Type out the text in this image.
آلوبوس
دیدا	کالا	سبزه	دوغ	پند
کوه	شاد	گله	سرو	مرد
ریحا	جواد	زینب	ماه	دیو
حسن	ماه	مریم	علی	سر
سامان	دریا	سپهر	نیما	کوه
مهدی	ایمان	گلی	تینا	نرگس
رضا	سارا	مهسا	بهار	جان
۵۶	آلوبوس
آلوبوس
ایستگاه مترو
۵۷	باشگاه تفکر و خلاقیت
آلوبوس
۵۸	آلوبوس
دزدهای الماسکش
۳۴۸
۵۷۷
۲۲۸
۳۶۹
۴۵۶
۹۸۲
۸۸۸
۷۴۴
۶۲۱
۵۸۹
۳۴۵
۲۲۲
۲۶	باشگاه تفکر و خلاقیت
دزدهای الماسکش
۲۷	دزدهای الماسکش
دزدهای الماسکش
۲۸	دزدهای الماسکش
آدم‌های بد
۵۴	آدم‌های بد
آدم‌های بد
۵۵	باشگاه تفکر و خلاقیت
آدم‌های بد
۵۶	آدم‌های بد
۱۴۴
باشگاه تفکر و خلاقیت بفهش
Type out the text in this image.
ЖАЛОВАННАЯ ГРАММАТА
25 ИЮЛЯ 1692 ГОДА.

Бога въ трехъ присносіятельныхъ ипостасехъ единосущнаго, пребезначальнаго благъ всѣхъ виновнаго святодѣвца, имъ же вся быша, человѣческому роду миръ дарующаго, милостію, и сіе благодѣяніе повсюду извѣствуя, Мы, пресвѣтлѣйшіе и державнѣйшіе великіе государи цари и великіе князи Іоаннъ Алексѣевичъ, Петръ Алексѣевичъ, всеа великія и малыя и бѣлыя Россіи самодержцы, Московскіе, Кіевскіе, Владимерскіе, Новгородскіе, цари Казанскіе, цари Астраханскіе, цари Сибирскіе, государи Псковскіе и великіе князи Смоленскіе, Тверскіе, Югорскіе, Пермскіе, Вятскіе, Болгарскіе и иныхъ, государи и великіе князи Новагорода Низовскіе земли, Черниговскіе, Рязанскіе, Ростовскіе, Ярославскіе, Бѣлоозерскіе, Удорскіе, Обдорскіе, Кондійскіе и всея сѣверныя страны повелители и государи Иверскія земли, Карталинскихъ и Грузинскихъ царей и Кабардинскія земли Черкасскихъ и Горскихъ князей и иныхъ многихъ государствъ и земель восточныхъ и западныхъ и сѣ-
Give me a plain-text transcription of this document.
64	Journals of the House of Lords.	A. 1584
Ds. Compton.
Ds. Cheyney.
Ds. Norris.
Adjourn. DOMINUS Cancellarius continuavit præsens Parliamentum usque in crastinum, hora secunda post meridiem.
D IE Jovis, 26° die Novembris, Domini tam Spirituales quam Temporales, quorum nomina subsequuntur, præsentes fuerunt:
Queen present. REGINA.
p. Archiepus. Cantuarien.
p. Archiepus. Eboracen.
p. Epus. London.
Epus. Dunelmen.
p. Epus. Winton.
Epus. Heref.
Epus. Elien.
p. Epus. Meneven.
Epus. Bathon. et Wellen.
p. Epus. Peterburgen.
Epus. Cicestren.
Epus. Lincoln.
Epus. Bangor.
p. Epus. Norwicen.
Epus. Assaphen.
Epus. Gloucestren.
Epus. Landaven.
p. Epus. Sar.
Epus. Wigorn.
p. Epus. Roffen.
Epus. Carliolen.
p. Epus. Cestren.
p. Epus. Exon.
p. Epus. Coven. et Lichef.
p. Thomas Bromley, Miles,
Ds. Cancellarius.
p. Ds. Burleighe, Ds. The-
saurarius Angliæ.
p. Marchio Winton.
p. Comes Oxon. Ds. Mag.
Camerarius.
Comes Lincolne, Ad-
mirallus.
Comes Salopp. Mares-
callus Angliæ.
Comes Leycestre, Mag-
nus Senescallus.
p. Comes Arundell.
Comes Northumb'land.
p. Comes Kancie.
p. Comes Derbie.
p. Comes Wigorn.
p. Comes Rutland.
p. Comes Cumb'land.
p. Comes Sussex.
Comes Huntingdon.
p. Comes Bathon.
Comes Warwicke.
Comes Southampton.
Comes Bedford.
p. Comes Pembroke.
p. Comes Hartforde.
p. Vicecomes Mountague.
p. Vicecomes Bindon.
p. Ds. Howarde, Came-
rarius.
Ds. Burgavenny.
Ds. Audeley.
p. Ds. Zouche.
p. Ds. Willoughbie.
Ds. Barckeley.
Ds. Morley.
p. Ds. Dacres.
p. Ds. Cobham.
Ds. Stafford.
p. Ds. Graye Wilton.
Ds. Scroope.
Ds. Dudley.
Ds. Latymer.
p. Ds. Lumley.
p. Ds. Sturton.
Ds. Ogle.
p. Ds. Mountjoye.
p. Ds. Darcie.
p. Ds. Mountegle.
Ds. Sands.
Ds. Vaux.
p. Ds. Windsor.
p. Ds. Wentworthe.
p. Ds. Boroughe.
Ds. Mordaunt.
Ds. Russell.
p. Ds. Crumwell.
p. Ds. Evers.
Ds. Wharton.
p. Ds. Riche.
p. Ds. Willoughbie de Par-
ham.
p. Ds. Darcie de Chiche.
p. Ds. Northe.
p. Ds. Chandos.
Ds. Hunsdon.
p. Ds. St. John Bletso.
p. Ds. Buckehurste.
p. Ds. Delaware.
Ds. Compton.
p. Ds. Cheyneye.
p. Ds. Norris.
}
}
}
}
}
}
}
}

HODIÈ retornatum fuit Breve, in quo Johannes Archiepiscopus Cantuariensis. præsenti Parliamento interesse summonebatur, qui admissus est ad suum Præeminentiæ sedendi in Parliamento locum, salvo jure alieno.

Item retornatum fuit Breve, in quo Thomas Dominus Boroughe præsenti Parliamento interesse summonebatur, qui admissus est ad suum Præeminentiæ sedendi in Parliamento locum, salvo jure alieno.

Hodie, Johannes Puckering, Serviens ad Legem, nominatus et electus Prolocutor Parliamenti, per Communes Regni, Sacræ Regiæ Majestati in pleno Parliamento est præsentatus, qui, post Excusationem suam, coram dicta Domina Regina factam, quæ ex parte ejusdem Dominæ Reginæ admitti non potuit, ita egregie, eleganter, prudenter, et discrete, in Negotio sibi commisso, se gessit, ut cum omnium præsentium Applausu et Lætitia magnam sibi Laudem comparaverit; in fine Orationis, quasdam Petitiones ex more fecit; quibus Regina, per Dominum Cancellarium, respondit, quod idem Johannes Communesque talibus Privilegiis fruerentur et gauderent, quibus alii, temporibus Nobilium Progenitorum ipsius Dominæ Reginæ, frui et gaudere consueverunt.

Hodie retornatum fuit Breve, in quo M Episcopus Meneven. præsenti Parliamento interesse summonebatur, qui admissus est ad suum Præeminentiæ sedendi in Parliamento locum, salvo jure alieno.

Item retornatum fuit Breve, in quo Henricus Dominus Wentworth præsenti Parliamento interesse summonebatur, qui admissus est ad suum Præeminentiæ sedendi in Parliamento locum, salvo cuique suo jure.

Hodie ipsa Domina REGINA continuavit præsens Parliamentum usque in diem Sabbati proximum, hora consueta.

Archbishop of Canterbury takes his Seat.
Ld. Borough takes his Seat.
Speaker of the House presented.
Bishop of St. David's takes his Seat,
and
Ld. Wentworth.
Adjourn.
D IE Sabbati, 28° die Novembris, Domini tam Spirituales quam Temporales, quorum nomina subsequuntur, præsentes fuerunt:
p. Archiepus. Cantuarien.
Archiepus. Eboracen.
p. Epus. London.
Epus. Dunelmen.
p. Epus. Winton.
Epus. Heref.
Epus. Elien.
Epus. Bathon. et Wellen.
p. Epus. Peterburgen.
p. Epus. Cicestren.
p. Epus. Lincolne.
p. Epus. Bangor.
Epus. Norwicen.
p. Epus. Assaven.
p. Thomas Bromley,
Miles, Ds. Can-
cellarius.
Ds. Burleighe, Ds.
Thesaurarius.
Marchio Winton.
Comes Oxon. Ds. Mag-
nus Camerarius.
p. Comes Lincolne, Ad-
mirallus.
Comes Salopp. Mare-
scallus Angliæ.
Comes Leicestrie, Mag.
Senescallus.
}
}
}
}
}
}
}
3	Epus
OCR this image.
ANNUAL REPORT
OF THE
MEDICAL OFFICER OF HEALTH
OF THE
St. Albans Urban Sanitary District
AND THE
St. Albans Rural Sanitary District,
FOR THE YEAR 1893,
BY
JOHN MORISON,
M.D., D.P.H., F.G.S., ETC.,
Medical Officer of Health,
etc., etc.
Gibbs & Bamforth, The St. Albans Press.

- _What needs to be done_: Go through the listing above and pull out each line containing the word "Angliæ".

- _Exercise result_:
saurarius Angliæ.
callus Angliæ.
scallus Angliæ.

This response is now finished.